— Start of Input records —
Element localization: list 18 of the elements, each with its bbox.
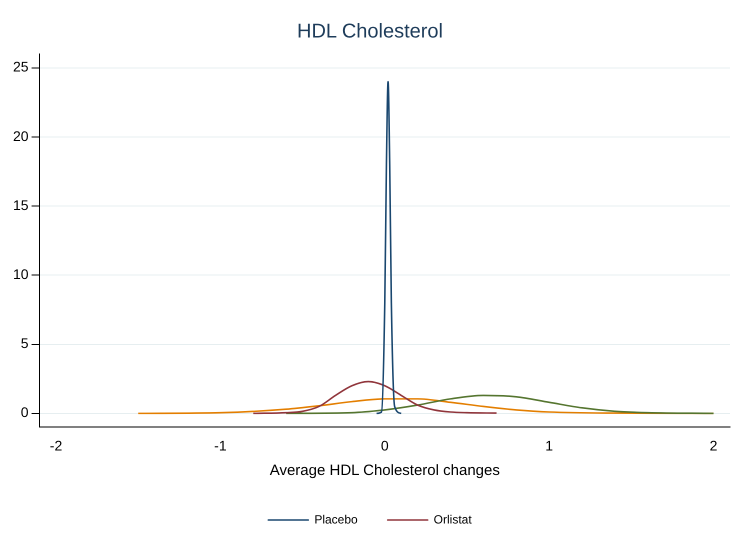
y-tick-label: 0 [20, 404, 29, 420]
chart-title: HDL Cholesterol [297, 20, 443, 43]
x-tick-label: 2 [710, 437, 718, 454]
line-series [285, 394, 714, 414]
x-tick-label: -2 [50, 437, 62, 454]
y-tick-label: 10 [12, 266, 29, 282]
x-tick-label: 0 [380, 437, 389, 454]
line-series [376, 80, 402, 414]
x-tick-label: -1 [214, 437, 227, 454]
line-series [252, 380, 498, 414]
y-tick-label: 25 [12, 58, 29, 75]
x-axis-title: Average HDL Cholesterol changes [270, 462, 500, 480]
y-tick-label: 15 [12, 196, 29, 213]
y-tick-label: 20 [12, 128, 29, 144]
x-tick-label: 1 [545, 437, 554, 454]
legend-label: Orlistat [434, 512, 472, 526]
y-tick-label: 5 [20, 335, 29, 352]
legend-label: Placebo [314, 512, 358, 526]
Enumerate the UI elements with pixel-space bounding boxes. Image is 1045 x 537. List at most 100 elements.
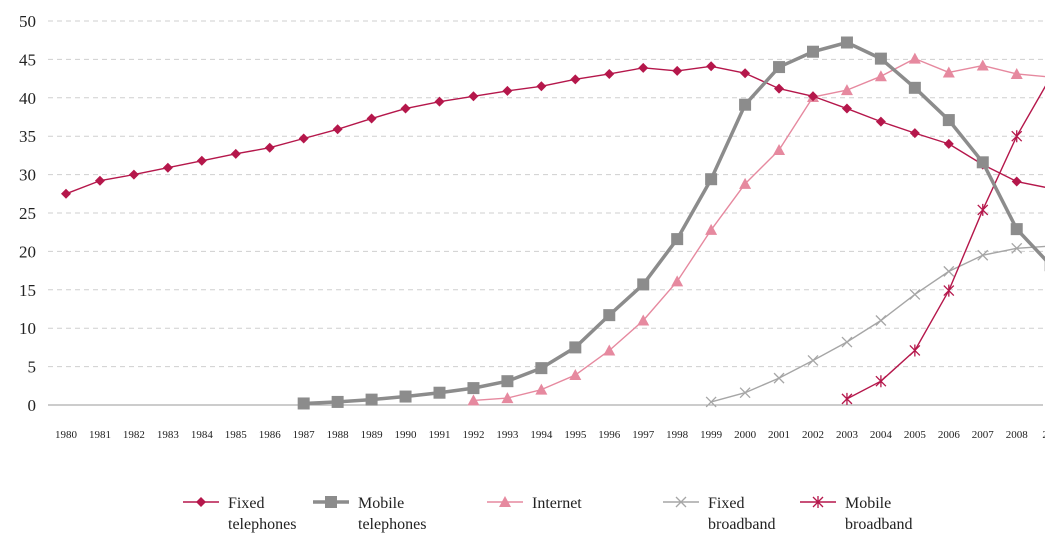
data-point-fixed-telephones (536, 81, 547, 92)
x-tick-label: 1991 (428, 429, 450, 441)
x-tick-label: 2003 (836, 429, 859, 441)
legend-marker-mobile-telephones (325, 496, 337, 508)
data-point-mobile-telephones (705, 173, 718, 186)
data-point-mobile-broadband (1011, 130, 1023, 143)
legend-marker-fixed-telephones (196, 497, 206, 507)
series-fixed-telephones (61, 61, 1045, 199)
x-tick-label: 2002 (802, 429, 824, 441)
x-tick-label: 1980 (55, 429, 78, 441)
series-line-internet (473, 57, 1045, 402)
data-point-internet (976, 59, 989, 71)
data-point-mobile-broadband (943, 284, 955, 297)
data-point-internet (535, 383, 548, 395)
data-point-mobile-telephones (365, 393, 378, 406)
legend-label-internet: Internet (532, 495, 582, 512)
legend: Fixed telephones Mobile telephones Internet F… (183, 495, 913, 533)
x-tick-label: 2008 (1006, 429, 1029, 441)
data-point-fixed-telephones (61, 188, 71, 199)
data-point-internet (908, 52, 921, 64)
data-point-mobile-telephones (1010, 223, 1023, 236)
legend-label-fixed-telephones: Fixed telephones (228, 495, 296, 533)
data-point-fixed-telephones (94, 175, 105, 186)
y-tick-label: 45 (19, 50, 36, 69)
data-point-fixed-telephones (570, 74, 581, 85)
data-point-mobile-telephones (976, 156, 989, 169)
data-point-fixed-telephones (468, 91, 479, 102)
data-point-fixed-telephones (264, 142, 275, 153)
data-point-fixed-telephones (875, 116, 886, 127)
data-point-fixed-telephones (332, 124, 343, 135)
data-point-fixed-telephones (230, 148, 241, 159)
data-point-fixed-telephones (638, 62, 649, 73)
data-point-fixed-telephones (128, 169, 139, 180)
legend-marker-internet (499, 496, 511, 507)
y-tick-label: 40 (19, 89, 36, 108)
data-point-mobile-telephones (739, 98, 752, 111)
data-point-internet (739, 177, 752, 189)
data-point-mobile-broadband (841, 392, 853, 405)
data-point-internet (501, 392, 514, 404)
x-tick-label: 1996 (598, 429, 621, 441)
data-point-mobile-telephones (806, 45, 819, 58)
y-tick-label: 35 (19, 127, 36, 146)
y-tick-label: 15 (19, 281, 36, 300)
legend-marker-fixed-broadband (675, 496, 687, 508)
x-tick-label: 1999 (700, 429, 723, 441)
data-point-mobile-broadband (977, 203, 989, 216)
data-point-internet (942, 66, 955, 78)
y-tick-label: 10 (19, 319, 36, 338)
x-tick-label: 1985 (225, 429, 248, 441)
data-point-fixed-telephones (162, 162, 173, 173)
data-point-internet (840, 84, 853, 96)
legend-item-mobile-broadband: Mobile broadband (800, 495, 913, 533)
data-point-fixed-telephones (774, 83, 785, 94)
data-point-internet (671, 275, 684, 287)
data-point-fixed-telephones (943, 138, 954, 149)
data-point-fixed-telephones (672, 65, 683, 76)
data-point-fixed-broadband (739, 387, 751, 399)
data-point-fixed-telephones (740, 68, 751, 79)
— End of Input records —
Copy out the data from the line containing "y-tick-label: 0 [20, 404, 29, 420]" down to the line containing "x-tick-label: 1 [545, 437, 554, 454]", with both of those lines included.

y-tick-label: 0 [20, 404, 29, 420]
chart-title: HDL Cholesterol [297, 20, 443, 43]
x-tick-label: 2 [710, 437, 718, 454]
line-series [285, 394, 714, 414]
x-tick-label: -2 [50, 437, 62, 454]
y-tick-label: 10 [12, 266, 29, 282]
x-tick-label: 0 [380, 437, 389, 454]
line-series [376, 80, 402, 414]
x-tick-label: -1 [214, 437, 227, 454]
line-series [252, 380, 498, 414]
y-tick-label: 25 [12, 58, 29, 75]
x-axis-title: Average HDL Cholesterol changes [270, 462, 500, 480]
y-tick-label: 15 [12, 196, 29, 213]
y-tick-label: 20 [12, 128, 29, 144]
x-tick-label: 1 [545, 437, 554, 454]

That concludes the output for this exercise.